*** The records

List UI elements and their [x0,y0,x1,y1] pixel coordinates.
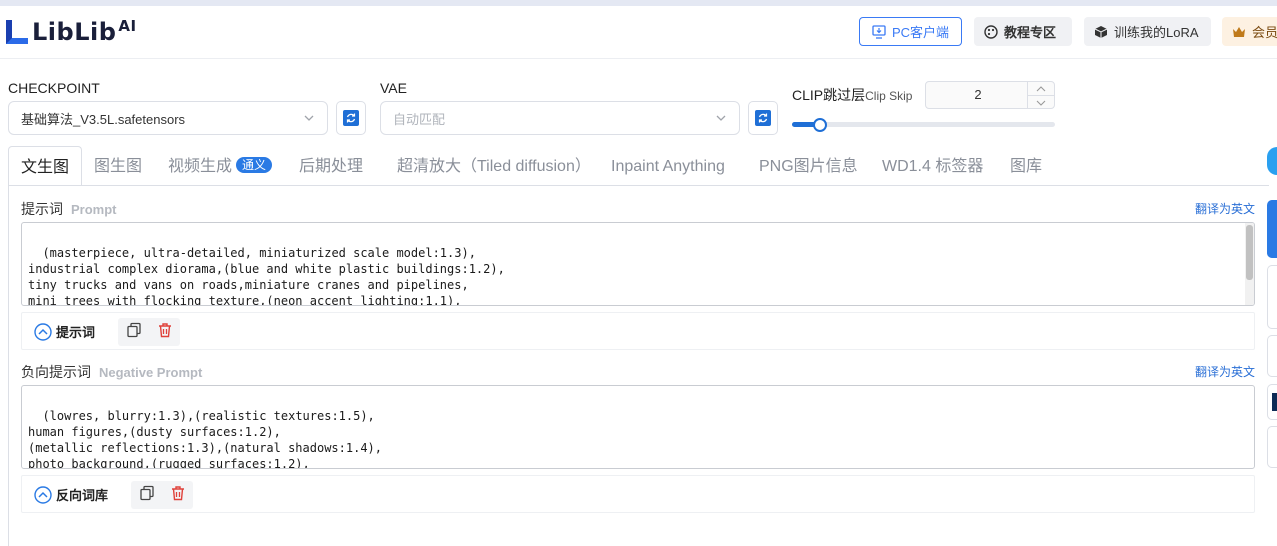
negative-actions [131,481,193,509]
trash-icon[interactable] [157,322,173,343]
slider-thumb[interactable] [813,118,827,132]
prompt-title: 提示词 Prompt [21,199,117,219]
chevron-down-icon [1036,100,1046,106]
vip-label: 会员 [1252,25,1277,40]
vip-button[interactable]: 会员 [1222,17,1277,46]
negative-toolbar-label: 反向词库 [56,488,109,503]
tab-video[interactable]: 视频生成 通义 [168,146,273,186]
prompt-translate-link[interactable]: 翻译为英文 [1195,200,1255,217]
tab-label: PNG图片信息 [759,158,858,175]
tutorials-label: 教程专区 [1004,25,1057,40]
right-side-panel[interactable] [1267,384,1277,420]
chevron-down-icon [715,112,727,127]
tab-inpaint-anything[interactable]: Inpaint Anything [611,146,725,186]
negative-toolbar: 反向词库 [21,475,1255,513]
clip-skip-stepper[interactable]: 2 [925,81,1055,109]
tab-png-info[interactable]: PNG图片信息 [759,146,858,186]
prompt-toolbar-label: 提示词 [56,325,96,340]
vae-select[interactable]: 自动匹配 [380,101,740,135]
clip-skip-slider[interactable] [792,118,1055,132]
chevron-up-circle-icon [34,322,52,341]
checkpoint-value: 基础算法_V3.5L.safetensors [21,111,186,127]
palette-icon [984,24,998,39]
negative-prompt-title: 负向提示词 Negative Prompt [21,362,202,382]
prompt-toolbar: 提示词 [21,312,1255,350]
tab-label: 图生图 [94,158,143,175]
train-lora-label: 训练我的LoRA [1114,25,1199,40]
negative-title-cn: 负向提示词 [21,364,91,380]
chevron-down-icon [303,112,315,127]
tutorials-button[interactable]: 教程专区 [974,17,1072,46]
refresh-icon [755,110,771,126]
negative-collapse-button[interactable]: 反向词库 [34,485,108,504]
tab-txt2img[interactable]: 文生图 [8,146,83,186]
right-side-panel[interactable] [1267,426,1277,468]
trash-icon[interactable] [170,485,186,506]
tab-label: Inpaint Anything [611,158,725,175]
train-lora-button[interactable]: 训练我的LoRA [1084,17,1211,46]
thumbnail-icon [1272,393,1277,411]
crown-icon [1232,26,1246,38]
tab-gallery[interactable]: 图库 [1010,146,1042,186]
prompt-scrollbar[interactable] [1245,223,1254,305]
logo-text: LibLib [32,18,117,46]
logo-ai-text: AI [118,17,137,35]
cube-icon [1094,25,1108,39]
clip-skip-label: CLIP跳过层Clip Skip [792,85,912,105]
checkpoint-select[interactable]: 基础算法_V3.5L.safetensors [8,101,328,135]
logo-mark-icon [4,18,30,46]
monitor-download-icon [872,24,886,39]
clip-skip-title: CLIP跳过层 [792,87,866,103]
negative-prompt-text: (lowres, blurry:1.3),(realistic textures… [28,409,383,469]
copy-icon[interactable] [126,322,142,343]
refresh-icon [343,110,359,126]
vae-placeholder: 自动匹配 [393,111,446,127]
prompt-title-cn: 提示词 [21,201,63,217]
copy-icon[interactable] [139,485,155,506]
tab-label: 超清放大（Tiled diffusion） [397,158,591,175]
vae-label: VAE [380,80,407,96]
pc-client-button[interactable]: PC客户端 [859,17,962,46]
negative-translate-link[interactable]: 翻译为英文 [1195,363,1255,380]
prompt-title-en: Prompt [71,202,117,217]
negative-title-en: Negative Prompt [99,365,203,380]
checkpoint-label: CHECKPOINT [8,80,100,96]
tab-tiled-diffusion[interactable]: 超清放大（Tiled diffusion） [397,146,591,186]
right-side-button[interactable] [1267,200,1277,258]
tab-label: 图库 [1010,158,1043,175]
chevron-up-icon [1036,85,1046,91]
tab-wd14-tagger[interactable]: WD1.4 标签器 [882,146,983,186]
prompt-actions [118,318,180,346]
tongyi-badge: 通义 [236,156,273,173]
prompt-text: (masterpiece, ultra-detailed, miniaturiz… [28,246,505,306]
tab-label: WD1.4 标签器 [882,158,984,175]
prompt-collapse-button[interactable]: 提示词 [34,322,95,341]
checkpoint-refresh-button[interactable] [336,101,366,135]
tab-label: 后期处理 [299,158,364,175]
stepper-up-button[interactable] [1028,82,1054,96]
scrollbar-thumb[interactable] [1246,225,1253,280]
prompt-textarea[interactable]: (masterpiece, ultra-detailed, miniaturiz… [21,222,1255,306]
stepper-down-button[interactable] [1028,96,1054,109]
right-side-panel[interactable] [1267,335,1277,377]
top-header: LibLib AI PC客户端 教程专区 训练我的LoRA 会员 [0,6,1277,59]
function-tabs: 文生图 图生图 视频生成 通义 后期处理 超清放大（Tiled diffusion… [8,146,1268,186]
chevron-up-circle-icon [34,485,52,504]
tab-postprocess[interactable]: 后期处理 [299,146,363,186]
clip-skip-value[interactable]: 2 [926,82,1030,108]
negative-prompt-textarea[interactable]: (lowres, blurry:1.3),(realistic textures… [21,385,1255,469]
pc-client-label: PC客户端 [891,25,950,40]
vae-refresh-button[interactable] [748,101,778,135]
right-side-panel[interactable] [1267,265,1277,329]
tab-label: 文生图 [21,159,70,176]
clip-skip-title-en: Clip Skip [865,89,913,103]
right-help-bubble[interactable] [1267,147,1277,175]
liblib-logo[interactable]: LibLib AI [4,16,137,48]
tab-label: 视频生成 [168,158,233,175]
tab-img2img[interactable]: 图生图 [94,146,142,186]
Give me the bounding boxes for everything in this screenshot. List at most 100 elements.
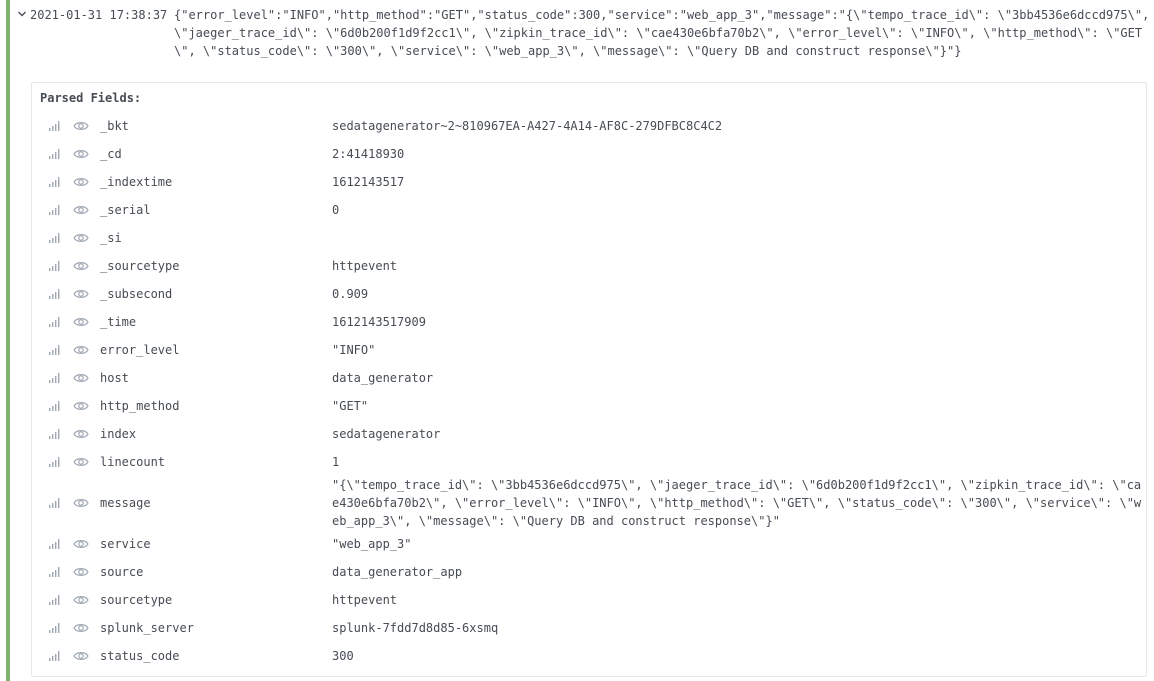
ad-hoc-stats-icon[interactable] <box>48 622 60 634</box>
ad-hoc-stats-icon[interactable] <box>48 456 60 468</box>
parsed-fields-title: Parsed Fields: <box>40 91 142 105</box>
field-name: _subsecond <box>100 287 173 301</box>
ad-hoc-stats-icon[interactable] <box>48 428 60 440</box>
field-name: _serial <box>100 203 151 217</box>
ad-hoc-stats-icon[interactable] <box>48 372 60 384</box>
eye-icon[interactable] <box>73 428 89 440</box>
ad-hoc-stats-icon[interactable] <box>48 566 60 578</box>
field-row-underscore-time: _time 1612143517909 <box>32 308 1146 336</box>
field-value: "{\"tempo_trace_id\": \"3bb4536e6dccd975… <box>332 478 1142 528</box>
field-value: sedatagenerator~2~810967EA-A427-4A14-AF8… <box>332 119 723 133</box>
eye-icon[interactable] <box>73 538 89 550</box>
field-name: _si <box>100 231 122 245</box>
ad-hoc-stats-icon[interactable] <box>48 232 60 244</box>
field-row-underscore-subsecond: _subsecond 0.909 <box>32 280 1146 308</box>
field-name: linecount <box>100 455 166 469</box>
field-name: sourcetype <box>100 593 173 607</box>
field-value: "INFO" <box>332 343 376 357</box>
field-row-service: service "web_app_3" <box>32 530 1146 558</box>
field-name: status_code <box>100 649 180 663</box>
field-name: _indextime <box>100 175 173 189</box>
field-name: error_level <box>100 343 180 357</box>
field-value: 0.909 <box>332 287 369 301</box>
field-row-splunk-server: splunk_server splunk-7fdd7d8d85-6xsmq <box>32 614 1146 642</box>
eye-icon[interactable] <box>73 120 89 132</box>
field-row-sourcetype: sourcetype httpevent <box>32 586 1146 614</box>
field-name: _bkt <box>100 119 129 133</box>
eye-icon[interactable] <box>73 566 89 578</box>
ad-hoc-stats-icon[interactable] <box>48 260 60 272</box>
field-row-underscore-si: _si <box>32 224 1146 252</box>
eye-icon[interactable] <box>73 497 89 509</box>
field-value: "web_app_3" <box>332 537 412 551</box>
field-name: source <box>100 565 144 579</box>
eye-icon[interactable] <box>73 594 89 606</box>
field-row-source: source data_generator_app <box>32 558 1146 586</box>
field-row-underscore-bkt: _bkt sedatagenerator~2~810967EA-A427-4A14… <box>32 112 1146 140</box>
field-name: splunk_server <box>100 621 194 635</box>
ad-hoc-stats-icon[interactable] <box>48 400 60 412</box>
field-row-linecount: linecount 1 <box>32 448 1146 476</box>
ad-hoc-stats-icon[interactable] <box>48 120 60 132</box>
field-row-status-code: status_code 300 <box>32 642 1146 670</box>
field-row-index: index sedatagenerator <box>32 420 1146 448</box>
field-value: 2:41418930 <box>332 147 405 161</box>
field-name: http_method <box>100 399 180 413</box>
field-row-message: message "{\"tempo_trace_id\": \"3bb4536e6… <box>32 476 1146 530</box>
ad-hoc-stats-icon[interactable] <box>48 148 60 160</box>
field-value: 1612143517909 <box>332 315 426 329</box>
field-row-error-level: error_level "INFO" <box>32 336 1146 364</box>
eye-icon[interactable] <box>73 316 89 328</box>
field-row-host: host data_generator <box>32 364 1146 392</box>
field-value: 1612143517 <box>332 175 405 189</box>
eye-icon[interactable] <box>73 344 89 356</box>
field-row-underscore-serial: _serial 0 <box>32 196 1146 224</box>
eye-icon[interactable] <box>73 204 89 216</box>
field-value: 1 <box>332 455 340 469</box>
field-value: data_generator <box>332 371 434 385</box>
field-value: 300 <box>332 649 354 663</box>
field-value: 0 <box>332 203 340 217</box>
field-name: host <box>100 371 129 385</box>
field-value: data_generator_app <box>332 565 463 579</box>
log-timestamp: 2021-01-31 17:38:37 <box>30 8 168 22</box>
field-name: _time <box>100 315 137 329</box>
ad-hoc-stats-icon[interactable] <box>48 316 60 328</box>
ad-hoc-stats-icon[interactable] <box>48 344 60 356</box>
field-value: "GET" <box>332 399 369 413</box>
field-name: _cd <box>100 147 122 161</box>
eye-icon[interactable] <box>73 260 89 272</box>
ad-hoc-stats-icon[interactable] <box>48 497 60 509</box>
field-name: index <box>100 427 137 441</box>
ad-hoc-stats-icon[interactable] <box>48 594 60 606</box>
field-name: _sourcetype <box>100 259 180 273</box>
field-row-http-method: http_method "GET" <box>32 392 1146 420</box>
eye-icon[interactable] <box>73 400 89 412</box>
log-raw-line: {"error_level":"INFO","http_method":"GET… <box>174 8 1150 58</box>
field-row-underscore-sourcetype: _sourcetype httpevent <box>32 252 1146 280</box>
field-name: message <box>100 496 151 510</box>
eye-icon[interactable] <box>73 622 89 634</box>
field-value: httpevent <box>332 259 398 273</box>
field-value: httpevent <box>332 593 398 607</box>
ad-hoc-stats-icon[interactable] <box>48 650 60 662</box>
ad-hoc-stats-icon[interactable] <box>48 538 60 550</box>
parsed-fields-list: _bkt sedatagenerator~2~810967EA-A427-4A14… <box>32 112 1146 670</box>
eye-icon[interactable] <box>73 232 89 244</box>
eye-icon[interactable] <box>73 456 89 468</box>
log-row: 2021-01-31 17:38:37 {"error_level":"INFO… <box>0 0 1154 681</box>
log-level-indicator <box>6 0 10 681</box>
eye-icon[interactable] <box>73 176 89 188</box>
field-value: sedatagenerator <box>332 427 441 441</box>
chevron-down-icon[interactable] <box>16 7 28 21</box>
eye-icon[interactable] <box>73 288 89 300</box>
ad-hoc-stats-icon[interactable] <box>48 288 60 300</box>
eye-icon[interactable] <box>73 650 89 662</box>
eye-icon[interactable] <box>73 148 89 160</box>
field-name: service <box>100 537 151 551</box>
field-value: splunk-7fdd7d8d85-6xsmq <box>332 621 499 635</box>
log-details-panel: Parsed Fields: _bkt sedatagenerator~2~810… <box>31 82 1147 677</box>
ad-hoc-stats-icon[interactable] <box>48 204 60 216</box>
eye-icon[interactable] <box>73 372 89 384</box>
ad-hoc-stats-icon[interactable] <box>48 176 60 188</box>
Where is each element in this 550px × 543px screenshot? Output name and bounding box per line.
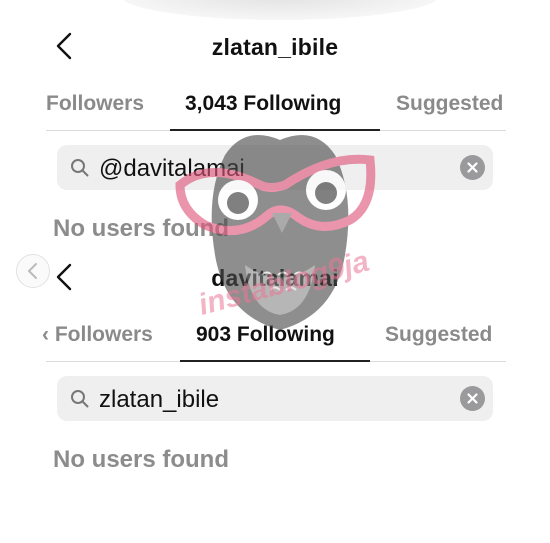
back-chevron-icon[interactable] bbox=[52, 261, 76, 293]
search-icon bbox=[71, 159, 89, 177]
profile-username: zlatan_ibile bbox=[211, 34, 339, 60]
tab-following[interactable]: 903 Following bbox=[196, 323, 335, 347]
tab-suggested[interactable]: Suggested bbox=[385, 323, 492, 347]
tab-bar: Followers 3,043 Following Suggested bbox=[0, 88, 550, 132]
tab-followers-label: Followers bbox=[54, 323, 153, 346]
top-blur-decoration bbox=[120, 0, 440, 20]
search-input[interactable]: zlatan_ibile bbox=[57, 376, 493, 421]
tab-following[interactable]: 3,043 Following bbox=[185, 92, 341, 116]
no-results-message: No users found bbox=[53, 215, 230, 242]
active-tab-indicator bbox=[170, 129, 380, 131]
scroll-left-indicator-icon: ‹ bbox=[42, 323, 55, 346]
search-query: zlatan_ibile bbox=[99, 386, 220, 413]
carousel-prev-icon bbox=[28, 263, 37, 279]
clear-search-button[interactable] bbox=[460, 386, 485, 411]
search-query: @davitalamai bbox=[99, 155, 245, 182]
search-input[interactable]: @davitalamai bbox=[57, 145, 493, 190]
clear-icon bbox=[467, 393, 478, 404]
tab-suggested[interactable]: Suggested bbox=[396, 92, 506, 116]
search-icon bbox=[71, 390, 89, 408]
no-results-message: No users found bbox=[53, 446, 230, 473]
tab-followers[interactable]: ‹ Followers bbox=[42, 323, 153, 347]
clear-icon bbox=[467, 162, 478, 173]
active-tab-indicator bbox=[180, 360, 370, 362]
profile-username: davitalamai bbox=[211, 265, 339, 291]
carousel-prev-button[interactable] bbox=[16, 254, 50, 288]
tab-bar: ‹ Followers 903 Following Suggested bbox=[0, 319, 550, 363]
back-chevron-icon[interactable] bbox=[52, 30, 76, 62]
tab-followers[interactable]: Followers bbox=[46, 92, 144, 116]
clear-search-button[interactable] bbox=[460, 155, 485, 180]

******

▶ [Stated task] Copy the lines above word for word, from the line containing "ad-hoc-stats-icon[interactable] <box>48 622" down to the line containing "343 376 357</box>", with both of those lines included.

▶ [Correct answer]
ad-hoc-stats-icon[interactable] <box>48 622 60 634</box>
ad-hoc-stats-icon[interactable] <box>48 456 60 468</box>
parsed-fields-title: Parsed Fields: <box>40 91 142 105</box>
field-name: _subsecond <box>100 287 173 301</box>
ad-hoc-stats-icon[interactable] <box>48 428 60 440</box>
field-name: _serial <box>100 203 151 217</box>
ad-hoc-stats-icon[interactable] <box>48 372 60 384</box>
eye-icon[interactable] <box>73 428 89 440</box>
ad-hoc-stats-icon[interactable] <box>48 566 60 578</box>
field-row-underscore-time: _time 1612143517909 <box>32 308 1146 336</box>
field-value: "{\"tempo_trace_id\": \"3bb4536e6dccd975… <box>332 478 1142 528</box>
field-value: sedatagenerator~2~810967EA-A427-4A14-AF8… <box>332 119 723 133</box>
eye-icon[interactable] <box>73 538 89 550</box>
field-name: _si <box>100 231 122 245</box>
ad-hoc-stats-icon[interactable] <box>48 232 60 244</box>
field-row-underscore-subsecond: _subsecond 0.909 <box>32 280 1146 308</box>
field-name: linecount <box>100 455 166 469</box>
field-name: sourcetype <box>100 593 173 607</box>
field-value: "INFO" <box>332 343 376 357</box>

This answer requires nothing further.